* _Written request_: Counting only lines that hold "Evaluation", give the total and nothing more.

* _Provided entries_:

------------------------------------------------------------

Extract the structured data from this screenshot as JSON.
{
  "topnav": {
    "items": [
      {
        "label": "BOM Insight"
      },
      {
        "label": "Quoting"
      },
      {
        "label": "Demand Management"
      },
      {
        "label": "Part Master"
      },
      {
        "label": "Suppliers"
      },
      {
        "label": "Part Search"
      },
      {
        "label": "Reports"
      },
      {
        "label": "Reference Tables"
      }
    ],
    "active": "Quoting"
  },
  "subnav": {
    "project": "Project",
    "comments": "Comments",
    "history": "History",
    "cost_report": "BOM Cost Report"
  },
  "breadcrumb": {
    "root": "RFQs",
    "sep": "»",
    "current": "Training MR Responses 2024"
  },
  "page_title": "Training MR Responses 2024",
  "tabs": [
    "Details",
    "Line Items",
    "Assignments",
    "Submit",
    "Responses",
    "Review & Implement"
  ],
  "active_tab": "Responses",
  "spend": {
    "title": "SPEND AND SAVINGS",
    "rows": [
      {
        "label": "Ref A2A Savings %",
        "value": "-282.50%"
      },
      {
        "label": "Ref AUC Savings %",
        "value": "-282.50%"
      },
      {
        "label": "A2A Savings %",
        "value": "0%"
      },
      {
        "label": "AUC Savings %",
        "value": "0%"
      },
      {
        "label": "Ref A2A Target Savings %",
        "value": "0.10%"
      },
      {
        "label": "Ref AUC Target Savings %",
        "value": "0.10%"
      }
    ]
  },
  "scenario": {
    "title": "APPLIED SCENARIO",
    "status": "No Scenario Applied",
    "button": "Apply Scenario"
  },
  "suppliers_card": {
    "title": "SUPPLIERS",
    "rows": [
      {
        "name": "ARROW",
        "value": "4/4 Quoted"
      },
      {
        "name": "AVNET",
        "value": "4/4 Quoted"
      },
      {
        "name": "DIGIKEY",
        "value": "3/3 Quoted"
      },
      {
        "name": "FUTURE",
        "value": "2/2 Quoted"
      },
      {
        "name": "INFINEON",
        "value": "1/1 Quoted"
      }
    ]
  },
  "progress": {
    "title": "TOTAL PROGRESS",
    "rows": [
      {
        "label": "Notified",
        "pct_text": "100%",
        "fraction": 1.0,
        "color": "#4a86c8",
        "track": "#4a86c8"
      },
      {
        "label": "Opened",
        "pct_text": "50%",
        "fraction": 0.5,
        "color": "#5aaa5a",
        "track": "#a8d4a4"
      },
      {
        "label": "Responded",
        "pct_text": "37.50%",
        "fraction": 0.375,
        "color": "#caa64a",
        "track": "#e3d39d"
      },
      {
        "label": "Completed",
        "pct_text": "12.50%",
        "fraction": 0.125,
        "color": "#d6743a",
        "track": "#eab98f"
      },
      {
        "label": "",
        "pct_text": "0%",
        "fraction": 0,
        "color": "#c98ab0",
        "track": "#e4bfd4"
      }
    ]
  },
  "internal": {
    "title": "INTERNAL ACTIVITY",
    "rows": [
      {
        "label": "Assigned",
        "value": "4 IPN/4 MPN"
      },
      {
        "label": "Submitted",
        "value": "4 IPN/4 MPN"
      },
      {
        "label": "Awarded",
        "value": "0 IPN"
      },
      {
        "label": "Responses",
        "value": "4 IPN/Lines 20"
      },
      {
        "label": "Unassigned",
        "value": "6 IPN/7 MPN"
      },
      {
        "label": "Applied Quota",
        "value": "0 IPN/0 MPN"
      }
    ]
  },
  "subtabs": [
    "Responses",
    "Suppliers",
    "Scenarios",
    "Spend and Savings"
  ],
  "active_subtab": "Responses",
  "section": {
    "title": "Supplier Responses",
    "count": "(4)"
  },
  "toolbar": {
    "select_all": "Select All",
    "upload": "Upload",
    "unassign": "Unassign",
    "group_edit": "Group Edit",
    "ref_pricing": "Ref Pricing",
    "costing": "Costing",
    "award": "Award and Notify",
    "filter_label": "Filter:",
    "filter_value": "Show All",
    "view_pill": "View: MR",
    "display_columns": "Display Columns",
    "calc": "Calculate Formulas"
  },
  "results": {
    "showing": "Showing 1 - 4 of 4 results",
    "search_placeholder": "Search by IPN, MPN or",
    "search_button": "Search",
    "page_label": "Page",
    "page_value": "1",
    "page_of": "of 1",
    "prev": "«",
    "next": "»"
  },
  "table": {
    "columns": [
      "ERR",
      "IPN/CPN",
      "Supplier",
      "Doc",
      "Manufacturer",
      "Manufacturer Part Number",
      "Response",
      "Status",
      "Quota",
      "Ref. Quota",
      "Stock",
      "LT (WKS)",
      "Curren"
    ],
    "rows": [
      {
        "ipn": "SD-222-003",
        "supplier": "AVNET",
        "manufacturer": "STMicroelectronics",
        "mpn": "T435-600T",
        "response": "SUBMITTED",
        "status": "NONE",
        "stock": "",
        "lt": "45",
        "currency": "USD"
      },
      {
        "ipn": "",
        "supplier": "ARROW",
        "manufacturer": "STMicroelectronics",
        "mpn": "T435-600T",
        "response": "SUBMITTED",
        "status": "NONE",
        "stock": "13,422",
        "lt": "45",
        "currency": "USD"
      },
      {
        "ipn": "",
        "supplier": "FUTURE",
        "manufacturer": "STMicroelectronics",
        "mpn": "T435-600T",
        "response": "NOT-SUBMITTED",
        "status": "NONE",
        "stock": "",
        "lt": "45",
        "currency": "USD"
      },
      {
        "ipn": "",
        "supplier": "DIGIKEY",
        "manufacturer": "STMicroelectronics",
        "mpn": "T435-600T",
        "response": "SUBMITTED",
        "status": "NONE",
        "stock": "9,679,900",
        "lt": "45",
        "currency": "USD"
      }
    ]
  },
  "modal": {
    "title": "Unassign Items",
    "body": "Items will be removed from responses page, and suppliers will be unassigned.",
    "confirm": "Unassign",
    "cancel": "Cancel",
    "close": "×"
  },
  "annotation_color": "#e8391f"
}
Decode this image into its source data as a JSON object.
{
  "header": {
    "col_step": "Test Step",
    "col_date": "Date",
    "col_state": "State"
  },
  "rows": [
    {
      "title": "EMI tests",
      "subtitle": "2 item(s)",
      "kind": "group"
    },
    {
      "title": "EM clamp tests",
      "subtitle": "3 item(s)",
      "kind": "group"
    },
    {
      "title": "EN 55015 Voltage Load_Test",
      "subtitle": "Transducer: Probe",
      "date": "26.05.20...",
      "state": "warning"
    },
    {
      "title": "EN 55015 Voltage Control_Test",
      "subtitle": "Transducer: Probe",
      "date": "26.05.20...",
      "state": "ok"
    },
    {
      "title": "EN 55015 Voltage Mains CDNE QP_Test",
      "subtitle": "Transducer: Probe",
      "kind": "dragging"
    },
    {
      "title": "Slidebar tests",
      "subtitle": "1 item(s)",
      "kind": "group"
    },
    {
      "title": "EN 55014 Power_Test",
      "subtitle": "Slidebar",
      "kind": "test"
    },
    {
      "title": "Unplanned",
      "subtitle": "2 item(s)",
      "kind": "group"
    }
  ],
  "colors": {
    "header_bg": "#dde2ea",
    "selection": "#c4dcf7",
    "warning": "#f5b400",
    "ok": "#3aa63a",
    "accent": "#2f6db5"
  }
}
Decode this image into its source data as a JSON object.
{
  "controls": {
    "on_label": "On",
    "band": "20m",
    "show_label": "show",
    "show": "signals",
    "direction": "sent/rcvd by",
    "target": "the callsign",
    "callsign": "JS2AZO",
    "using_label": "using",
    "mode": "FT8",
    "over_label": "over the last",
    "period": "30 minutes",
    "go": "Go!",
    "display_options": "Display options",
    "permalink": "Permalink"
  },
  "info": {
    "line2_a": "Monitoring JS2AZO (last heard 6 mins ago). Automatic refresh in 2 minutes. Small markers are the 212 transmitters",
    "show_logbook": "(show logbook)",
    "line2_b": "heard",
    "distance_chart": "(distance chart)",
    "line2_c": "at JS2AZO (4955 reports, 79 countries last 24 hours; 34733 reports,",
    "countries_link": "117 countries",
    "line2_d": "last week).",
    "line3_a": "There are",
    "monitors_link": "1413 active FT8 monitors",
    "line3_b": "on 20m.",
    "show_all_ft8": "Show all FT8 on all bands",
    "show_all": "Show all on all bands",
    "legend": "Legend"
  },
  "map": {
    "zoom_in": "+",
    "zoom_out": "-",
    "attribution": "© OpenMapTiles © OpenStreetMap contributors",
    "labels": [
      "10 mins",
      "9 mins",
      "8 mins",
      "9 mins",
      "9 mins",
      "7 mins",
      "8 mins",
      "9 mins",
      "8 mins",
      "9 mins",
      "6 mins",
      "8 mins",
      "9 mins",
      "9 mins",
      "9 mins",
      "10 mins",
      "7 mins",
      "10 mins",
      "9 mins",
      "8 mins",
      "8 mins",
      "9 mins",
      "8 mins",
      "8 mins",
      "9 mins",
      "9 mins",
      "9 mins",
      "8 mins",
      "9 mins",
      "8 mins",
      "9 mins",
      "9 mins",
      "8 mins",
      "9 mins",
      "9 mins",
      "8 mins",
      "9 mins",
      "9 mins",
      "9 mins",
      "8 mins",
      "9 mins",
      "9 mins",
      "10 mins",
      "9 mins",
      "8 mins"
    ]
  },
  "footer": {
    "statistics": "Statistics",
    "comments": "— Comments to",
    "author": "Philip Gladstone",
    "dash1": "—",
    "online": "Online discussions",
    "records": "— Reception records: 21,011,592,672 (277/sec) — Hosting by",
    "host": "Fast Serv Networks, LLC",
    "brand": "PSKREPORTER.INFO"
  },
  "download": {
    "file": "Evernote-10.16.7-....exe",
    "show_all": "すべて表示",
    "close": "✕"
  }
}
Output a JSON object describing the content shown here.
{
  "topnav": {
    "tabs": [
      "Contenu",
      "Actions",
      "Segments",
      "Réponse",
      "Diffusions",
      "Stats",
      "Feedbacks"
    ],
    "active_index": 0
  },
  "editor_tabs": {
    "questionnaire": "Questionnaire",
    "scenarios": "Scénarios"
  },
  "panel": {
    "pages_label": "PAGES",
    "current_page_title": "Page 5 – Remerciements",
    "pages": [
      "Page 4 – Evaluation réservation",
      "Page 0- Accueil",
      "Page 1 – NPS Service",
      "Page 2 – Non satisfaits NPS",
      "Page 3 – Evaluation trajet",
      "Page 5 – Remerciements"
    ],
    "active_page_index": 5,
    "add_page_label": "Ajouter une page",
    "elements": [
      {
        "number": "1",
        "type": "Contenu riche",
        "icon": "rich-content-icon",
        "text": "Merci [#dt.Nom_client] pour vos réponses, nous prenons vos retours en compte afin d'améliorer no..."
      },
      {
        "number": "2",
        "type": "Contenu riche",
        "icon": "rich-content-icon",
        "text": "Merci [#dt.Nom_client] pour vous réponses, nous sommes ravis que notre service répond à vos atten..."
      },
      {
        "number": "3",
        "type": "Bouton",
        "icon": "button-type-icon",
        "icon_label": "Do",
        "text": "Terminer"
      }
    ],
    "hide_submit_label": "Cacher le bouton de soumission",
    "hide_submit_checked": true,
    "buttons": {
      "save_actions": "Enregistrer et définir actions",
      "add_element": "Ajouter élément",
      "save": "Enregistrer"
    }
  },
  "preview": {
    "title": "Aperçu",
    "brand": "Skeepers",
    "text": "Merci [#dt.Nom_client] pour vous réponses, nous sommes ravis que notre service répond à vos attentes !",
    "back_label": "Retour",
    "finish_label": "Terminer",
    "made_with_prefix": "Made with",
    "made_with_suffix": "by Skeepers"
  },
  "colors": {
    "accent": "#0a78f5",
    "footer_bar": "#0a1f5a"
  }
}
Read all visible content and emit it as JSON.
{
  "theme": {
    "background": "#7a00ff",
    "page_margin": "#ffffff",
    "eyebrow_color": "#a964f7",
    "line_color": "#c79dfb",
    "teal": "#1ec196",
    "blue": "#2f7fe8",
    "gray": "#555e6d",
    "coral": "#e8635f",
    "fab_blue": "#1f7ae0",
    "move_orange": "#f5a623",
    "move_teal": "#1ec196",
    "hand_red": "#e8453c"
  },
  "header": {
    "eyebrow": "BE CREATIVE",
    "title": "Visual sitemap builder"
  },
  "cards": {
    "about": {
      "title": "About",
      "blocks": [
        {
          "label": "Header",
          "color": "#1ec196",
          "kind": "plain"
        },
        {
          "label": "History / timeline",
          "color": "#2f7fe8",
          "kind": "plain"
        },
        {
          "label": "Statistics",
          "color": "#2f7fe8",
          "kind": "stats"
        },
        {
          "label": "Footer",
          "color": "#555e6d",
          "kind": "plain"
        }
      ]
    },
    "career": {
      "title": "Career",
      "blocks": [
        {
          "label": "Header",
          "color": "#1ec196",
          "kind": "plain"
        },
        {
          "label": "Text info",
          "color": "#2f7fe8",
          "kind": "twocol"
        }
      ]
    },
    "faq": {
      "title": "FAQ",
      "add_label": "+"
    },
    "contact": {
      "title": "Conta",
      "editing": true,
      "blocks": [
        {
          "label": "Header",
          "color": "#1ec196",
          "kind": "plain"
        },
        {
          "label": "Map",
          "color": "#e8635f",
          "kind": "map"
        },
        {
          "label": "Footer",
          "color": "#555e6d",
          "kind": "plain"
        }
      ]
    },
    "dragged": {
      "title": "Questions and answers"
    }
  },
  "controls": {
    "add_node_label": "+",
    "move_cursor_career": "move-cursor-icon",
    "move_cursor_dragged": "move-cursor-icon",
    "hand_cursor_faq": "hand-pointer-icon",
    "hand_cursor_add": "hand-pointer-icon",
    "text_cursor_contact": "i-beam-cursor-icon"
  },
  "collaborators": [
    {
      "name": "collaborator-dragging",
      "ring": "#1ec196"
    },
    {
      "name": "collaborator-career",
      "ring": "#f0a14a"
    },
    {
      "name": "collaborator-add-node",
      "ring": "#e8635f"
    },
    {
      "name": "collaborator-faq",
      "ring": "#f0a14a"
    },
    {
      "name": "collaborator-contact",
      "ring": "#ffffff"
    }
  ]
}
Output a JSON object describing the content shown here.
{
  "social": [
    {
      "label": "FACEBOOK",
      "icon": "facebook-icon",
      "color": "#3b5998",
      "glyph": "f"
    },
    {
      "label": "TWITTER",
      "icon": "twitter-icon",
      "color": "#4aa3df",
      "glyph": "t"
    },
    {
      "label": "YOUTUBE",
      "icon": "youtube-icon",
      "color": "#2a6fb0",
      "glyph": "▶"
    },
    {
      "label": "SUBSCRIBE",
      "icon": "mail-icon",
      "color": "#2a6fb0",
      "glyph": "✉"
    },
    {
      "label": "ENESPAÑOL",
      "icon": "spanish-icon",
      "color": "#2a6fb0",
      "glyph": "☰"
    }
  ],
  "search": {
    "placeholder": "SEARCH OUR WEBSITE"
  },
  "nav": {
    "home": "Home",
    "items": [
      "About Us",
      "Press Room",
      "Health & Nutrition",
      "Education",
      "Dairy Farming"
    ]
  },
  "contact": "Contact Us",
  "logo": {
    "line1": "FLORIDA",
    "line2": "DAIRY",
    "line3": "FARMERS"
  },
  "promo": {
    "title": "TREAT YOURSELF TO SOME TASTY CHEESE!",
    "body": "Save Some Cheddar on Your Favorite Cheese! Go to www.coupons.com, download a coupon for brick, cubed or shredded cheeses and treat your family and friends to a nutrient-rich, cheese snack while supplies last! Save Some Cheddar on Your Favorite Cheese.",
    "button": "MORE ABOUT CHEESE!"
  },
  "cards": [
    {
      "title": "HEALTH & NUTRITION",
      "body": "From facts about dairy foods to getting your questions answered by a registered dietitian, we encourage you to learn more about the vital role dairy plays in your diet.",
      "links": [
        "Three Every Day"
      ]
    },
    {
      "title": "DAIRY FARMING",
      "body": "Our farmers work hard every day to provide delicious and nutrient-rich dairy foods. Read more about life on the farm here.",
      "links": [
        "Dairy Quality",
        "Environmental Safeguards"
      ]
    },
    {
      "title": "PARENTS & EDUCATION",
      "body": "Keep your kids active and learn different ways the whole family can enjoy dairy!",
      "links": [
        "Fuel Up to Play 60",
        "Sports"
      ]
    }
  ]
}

------------------------------------------------------------

* _Solution for this task_: 2